## BEGIN Provided entries

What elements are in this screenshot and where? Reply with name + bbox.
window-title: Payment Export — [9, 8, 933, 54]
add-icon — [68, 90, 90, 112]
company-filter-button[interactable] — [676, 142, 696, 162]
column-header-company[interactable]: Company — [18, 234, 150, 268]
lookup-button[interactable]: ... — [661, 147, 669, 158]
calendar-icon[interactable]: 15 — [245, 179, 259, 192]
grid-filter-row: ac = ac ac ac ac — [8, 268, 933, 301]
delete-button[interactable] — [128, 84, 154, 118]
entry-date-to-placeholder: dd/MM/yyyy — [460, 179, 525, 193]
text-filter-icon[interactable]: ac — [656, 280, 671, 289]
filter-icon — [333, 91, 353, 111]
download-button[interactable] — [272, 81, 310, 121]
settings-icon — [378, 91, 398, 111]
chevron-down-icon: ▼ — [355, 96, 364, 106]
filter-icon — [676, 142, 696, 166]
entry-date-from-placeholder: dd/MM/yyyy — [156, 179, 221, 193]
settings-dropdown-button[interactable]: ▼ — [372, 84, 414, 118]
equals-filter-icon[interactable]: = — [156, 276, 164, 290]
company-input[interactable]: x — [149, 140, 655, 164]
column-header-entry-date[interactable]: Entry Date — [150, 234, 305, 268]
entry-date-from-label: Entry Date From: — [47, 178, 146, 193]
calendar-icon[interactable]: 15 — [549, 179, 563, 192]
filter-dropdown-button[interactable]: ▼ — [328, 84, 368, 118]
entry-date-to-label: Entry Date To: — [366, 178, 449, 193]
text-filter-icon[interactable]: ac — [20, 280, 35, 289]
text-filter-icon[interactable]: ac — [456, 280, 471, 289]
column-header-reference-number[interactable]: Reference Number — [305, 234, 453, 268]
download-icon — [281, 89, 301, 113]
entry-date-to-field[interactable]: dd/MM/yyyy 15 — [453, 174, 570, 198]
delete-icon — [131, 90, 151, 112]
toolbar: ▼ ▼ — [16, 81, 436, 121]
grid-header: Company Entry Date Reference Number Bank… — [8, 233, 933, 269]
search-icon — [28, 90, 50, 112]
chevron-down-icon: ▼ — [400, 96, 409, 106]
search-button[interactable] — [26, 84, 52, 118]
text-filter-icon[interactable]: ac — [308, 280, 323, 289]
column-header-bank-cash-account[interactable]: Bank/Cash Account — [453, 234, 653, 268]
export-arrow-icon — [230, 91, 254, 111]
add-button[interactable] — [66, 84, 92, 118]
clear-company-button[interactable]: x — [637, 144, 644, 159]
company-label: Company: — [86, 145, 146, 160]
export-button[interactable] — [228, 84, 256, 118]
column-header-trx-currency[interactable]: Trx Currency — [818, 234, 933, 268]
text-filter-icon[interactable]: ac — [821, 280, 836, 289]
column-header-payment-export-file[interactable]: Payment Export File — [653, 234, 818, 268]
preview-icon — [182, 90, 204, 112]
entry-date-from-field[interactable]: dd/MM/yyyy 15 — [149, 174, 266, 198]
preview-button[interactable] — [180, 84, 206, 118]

## END Provided entries
## BEGIN Provided entries

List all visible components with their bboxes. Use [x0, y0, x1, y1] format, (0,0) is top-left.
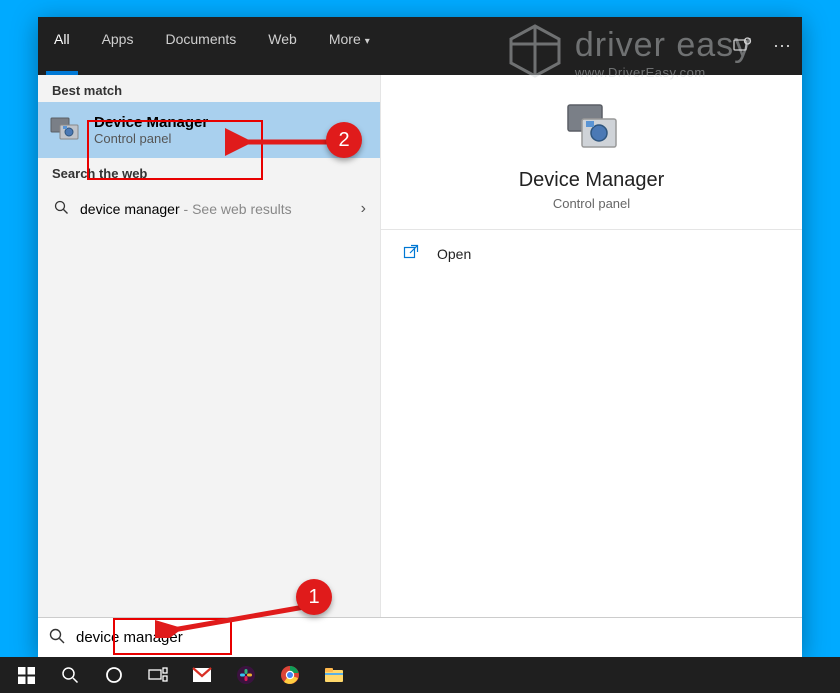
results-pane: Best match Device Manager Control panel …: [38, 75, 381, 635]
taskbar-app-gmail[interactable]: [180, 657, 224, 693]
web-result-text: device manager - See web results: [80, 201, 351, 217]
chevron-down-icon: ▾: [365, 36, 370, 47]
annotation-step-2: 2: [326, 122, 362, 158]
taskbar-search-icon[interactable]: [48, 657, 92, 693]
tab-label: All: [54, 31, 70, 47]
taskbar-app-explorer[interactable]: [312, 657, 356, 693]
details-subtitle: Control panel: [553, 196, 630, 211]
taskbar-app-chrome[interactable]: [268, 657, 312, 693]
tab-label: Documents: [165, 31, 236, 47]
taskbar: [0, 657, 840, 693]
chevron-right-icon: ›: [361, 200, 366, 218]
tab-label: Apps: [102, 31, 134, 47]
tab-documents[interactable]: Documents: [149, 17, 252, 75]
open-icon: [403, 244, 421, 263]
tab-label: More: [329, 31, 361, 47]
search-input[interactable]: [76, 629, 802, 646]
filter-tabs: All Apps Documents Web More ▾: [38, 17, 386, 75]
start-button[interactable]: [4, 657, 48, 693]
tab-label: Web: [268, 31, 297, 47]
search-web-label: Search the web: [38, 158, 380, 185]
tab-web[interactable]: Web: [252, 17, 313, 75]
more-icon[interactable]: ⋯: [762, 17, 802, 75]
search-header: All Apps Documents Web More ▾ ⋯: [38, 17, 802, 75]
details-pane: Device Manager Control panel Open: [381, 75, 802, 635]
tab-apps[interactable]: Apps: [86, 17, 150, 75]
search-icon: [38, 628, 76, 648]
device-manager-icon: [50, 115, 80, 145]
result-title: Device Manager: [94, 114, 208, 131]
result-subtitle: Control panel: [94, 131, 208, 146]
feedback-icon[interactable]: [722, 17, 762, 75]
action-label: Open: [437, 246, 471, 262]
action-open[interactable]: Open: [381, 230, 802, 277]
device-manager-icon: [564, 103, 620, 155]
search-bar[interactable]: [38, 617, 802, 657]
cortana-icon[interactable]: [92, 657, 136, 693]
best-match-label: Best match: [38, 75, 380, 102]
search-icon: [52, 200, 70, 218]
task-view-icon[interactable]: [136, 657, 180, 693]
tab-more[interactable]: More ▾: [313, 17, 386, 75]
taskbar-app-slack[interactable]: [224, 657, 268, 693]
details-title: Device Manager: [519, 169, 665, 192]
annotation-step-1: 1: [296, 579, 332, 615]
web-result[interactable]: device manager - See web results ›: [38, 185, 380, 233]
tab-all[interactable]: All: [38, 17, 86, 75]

## END Provided entries

__The exercise__.
Recast the records between the lines holding "What elements are" and "entry-date-from-placeholder: dd/MM/yyyy —", inclusive, as a Markdown table with the columns Row and Line, giving each line a row number and leaving out blank lines.

__Solved problem__.
| Row | Line |
|---|---|
| 1 | What elements are in this screenshot and where? Reply with name + bbox. |
| 2 | window-title: Payment Export — [9, 8, 933, 54] |
| 3 | add-icon — [68, 90, 90, 112] |
| 4 | company-filter-button[interactable] — [676, 142, 696, 162] |
| 5 | column-header-company[interactable]: Company — [18, 234, 150, 268] |
| 6 | lookup-button[interactable]: ... — [661, 147, 669, 158] |
| 7 | calendar-icon[interactable]: 15 — [245, 179, 259, 192] |
| 8 | grid-filter-row: ac = ac ac ac ac — [8, 268, 933, 301] |
| 9 | delete-button[interactable] — [128, 84, 154, 118] |
| 10 | entry-date-to-placeholder: dd/MM/yyyy — [460, 179, 525, 193] |
| 11 | text-filter-icon[interactable]: ac — [656, 280, 671, 289] |
| 12 | filter-icon — [333, 91, 353, 111] |
| 13 | download-button[interactable] — [272, 81, 310, 121] |
| 14 | settings-icon — [378, 91, 398, 111] |
| 15 | chevron-down-icon: ▼ — [355, 96, 364, 106] |
| 16 | filter-icon — [676, 142, 696, 166] |
| 17 | entry-date-from-placeholder: dd/MM/yyyy — [156, 179, 221, 193] |